Please pull out every line that includes the string "année".

RECORD LIST:
####################
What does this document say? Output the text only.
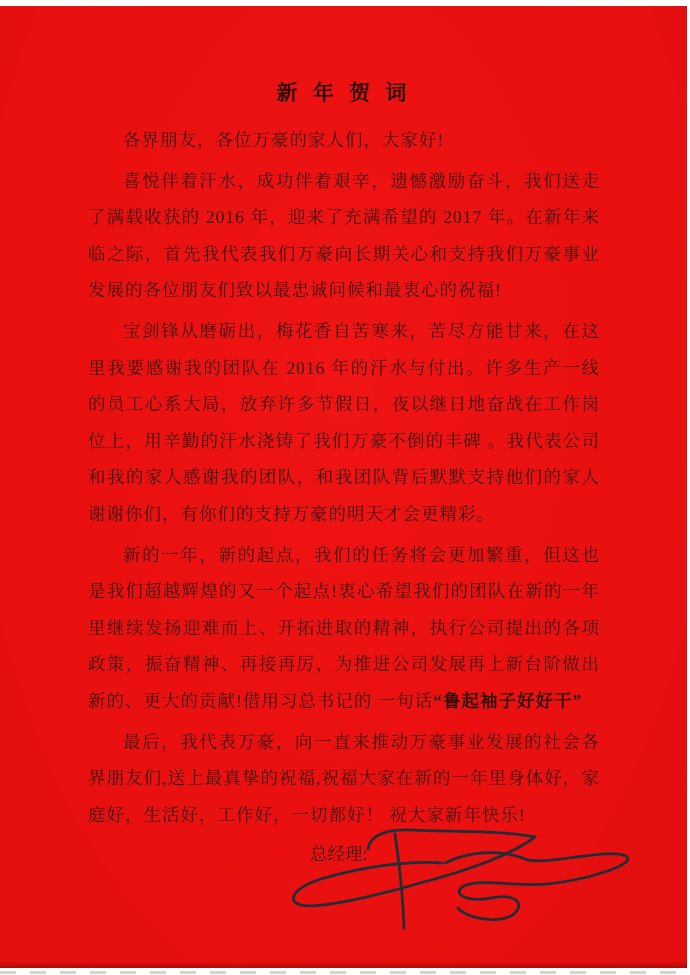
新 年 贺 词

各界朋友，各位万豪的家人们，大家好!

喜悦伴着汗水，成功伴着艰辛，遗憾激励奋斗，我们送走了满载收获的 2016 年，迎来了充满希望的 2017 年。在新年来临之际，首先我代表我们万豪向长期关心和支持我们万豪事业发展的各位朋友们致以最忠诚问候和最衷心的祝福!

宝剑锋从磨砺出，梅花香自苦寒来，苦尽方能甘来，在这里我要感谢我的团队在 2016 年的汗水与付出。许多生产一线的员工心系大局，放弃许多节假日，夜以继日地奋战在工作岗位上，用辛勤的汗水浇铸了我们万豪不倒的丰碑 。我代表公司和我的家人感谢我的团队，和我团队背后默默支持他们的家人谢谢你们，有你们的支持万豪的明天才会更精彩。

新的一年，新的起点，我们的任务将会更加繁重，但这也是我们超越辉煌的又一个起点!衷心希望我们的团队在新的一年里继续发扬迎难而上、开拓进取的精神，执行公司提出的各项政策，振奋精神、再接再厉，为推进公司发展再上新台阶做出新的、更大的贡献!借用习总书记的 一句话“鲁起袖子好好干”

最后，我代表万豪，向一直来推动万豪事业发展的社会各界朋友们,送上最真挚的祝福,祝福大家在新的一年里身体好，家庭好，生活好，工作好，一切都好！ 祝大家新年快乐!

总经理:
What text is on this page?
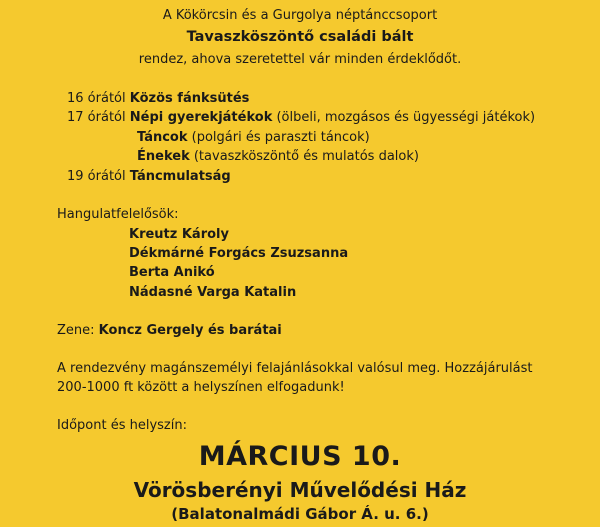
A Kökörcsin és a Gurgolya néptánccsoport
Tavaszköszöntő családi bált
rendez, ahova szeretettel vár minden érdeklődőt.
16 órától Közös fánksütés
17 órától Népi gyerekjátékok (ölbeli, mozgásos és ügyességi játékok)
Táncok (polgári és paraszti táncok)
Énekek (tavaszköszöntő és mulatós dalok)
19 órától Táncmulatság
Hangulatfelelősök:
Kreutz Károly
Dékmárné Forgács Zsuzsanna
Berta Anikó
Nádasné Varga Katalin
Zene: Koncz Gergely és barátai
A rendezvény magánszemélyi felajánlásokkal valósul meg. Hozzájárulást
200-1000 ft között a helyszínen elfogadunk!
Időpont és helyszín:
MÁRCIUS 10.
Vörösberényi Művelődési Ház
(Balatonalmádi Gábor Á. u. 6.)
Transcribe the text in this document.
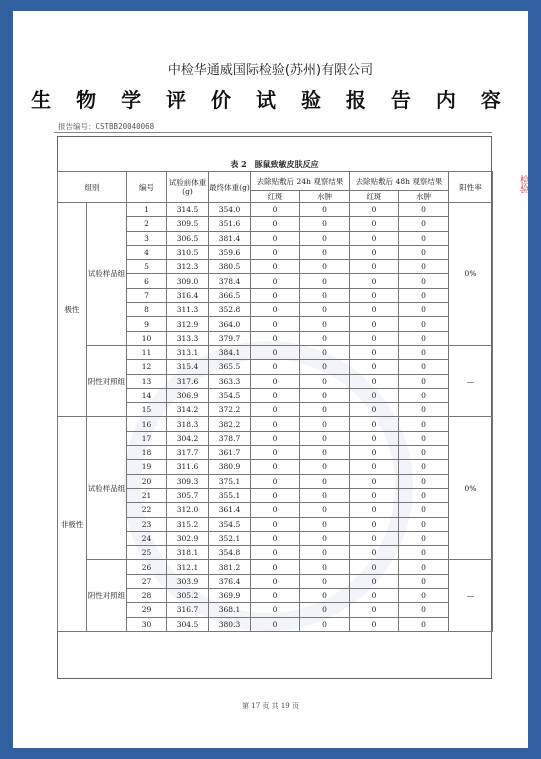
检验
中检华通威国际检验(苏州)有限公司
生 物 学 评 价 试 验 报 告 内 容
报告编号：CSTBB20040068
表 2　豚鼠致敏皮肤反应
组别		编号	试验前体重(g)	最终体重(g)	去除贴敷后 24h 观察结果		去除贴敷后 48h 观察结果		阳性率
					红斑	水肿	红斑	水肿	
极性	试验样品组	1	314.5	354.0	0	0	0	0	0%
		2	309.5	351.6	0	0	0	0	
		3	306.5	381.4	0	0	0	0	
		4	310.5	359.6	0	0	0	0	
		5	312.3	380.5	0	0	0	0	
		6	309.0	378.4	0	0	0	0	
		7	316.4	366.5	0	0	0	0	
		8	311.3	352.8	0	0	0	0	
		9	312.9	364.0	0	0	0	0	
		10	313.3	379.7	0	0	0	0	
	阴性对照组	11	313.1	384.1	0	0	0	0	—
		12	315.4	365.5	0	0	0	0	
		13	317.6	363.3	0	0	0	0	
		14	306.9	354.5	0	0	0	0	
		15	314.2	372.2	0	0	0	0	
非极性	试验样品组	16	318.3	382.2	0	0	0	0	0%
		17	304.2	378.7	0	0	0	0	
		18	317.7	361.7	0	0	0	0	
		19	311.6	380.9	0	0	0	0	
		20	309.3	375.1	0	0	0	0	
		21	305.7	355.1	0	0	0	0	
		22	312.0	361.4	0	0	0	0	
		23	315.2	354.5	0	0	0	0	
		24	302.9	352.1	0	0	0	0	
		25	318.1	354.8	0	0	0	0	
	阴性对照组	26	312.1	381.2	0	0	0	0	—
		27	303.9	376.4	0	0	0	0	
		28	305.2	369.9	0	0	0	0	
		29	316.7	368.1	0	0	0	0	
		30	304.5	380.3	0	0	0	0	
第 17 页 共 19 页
####################
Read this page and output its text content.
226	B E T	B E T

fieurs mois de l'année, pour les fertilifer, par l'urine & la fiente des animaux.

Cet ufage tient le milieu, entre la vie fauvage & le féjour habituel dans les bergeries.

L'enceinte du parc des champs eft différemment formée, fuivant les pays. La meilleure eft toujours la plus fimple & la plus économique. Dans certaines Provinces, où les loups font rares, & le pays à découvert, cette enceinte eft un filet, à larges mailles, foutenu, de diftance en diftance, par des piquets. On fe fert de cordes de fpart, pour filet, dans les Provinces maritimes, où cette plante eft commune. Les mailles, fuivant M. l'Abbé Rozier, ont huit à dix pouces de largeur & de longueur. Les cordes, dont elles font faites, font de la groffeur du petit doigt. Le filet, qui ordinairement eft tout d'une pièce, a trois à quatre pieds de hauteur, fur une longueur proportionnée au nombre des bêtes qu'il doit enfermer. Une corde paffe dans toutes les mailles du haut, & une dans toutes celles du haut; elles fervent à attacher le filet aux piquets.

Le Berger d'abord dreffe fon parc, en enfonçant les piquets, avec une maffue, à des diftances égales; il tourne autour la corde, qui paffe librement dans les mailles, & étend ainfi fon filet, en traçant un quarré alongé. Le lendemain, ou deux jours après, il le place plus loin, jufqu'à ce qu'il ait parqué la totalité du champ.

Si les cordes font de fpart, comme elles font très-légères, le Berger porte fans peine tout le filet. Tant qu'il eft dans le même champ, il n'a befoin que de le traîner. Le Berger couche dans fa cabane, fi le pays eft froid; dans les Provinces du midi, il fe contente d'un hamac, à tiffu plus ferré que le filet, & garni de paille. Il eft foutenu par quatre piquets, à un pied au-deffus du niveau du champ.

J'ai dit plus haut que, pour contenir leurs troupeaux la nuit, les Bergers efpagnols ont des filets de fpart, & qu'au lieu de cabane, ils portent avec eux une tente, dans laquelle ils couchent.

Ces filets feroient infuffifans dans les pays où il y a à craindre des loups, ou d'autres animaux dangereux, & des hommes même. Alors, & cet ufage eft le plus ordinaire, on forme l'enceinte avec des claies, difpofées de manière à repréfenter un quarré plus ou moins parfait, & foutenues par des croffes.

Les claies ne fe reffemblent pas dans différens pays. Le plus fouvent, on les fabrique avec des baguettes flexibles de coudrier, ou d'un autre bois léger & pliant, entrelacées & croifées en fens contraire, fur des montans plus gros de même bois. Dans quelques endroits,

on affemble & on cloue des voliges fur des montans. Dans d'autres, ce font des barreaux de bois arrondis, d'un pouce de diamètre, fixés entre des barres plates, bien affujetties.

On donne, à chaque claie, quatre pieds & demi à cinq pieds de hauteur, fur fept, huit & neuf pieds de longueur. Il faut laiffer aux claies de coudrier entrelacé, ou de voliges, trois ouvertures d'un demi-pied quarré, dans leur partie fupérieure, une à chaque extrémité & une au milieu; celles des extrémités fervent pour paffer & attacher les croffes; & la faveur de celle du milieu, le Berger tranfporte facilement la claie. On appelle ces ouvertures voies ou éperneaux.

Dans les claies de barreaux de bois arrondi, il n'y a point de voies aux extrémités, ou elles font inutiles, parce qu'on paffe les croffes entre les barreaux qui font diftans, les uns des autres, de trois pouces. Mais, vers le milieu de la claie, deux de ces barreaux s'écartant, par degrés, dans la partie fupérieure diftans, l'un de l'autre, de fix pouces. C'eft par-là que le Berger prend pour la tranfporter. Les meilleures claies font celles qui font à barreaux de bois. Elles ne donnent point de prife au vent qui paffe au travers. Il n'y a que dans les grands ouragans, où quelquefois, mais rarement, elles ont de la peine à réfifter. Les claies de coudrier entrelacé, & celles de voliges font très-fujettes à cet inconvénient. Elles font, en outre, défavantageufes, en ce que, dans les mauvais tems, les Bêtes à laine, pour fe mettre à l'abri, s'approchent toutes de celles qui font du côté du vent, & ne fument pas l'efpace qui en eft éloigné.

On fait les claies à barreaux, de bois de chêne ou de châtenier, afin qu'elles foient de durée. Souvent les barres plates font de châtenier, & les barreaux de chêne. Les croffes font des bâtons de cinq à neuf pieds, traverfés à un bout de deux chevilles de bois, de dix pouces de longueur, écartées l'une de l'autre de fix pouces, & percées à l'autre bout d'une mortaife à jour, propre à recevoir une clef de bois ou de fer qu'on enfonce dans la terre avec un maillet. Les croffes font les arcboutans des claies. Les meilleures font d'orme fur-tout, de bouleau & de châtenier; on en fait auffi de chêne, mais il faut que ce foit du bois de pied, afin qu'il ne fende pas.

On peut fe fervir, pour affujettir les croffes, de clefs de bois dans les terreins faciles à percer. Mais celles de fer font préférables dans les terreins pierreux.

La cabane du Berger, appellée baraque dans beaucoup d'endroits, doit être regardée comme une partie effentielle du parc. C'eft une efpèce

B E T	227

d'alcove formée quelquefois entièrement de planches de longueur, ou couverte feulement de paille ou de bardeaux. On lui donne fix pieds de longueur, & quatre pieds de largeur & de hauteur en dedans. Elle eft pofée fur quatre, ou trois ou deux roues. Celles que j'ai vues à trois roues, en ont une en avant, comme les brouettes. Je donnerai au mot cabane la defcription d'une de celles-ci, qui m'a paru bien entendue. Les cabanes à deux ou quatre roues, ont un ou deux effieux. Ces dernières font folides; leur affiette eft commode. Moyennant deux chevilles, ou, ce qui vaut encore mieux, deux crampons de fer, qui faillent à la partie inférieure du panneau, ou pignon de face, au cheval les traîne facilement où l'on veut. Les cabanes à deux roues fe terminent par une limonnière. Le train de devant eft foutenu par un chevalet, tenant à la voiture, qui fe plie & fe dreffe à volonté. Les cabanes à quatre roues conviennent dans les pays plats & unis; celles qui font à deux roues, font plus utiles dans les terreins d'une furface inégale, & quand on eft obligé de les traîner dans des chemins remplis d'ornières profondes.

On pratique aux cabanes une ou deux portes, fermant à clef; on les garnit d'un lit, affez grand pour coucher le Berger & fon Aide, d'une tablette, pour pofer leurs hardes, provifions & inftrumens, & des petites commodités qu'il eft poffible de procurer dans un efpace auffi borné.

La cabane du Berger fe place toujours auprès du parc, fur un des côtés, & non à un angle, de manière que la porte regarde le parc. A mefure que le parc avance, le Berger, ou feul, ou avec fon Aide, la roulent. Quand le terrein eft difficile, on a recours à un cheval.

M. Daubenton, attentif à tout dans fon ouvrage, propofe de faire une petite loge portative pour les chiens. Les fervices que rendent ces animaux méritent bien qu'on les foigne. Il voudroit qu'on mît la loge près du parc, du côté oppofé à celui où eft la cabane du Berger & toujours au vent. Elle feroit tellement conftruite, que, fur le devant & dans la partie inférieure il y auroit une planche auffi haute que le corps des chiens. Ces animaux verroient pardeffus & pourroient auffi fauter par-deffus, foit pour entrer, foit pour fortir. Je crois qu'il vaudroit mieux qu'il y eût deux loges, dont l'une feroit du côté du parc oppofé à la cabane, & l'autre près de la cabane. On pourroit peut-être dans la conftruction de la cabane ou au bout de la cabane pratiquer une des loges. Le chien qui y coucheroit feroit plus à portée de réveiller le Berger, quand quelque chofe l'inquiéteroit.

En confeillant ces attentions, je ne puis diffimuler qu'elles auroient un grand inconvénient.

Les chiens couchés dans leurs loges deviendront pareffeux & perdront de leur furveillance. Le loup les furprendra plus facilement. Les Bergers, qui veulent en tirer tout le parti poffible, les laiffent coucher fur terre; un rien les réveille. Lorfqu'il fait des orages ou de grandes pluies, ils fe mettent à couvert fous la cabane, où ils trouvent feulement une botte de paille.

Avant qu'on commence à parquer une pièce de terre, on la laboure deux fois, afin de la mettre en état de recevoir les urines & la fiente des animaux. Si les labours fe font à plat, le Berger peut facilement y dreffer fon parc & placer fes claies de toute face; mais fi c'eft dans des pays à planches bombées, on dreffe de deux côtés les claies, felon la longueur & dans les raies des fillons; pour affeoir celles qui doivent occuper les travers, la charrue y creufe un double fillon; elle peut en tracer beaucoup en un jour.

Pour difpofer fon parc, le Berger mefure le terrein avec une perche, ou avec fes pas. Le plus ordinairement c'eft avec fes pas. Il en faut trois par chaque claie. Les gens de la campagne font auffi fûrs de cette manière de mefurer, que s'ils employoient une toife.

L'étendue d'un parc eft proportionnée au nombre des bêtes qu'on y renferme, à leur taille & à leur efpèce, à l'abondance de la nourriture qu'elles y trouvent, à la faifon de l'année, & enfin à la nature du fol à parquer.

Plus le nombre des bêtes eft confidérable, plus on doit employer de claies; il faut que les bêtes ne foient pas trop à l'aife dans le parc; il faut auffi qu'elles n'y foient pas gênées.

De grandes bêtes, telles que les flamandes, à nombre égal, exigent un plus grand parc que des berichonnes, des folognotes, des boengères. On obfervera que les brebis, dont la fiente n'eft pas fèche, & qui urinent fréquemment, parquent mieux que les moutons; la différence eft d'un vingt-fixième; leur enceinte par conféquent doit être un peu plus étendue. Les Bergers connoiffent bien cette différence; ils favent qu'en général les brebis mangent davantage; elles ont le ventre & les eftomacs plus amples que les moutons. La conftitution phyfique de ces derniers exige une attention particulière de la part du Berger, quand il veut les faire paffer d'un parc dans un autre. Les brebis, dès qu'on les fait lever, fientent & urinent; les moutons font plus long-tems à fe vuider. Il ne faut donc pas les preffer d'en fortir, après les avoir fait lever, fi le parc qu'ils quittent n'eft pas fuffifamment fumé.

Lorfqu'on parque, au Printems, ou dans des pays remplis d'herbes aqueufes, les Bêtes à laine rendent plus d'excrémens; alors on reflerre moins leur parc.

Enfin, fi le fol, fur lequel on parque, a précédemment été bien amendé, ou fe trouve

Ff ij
####################
TASK SOLUTION:
fieurs mois de l'année, pour les fertilifer, par l'urine & la fiente des animaux.
L'étendue d'un parc eft proportionnée au nombre des bêtes qu'on y renferme, à leur taille & à leur efpèce, à l'abondance de la nourriture qu'elles y trouvent, à la faifon de l'année, & enfin à la nature du fol à parquer.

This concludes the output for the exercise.